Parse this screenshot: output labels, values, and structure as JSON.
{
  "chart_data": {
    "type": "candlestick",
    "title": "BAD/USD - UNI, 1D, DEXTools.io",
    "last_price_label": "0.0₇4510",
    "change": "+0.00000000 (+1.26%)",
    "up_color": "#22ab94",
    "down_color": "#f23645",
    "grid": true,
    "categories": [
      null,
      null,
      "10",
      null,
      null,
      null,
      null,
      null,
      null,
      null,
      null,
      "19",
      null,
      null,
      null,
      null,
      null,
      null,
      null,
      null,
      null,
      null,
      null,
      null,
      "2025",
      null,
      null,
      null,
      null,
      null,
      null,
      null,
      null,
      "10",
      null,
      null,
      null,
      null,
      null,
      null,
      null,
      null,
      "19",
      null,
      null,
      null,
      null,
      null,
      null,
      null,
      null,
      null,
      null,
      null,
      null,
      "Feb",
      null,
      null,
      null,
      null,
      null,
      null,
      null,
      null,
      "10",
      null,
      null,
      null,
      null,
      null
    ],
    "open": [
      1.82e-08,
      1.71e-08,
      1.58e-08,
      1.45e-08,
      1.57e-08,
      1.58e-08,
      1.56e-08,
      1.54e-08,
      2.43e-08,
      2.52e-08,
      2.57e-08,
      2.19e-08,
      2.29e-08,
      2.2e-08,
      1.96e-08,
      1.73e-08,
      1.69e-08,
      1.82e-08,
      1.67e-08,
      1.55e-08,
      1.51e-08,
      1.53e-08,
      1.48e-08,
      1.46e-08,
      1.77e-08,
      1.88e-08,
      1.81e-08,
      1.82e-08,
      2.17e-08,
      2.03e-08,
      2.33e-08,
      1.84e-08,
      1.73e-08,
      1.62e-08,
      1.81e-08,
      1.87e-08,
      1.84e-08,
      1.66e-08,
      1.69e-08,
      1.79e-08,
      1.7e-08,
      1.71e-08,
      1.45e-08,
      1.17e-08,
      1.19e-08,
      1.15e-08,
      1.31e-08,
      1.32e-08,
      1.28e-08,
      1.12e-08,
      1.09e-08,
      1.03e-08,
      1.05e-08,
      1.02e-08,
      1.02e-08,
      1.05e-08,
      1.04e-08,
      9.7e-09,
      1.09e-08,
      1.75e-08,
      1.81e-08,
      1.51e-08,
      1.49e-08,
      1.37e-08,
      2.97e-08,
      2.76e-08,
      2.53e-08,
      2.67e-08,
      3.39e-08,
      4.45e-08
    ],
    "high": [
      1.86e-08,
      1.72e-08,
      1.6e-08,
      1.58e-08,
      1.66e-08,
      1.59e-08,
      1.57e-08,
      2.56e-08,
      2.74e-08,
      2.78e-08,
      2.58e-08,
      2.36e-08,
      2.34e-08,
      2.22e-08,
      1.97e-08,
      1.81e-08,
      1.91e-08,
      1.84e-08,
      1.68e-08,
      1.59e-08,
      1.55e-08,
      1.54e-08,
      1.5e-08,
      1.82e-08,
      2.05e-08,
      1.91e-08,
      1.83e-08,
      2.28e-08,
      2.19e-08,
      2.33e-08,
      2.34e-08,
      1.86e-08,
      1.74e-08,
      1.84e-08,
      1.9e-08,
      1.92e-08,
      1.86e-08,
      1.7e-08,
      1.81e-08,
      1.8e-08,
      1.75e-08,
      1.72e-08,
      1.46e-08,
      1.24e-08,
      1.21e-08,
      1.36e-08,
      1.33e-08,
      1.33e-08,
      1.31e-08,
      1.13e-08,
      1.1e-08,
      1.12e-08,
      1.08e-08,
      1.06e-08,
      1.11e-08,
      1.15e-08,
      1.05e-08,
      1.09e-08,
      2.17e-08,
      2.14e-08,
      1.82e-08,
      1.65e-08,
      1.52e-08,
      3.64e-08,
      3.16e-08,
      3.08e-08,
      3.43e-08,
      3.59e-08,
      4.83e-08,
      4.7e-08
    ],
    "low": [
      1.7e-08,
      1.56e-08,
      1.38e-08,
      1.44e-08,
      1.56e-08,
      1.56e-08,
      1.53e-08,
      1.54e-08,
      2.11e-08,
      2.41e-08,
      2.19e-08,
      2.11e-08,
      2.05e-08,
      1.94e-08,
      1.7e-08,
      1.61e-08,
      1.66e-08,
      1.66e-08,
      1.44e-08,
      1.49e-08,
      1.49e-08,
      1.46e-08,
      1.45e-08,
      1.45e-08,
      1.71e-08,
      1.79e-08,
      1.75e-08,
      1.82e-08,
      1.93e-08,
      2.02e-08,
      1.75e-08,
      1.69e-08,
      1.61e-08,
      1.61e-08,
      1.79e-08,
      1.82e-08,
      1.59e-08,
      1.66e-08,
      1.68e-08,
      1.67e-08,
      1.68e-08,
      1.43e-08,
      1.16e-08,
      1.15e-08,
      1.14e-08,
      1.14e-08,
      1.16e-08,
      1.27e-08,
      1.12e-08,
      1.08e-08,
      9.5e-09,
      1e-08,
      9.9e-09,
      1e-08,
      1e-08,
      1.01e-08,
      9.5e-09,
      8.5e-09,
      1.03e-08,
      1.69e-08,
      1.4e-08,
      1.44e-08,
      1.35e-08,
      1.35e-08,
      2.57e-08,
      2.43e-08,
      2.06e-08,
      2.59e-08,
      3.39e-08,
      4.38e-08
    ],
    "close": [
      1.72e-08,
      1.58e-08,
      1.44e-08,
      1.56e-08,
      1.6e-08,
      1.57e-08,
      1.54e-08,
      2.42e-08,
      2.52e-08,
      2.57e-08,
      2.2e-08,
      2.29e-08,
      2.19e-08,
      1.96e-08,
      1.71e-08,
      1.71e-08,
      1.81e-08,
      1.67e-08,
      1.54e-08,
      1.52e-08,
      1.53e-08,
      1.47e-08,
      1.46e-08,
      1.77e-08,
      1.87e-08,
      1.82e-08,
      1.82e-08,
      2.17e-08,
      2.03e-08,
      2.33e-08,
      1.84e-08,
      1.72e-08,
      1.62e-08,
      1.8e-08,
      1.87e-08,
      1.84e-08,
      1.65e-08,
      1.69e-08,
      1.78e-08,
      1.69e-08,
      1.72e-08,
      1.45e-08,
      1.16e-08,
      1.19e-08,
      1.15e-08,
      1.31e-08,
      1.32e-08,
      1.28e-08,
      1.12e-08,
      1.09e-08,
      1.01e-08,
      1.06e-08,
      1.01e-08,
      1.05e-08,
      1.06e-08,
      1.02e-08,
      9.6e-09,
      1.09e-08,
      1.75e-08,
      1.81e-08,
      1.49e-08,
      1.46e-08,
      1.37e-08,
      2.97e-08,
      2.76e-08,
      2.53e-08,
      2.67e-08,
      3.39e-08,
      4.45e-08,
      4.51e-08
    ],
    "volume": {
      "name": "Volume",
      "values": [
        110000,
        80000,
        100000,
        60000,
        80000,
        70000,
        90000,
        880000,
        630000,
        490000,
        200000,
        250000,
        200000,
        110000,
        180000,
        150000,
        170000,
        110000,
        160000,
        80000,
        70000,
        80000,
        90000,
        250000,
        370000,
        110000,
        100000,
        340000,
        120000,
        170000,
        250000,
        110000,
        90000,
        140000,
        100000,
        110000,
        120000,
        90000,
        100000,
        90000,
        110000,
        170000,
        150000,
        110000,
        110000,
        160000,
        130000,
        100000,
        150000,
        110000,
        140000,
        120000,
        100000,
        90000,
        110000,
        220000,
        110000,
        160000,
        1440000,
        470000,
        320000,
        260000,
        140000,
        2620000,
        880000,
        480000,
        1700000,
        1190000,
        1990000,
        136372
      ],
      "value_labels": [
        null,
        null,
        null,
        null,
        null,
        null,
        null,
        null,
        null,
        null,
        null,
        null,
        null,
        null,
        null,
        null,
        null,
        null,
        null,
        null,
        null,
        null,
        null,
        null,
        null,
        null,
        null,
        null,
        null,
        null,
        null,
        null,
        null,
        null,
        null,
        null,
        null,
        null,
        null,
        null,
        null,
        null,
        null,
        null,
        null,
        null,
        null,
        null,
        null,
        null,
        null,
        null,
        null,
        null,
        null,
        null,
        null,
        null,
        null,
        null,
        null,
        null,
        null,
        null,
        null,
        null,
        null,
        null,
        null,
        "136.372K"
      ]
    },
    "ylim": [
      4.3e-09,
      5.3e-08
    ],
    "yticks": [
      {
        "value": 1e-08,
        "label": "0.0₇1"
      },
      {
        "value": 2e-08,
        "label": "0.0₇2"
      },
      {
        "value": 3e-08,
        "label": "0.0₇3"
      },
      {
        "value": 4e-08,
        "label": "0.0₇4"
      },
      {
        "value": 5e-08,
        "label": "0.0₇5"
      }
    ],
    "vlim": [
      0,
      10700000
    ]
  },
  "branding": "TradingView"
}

══════

### EXERCISE DESCRIPTION
Locate the string "values" in the listing above and copy every line where it occurs.

### RESULT OF THIS EXERCISE
Parse this screenshot: output labels, values, and structure as JSON.
      "values": [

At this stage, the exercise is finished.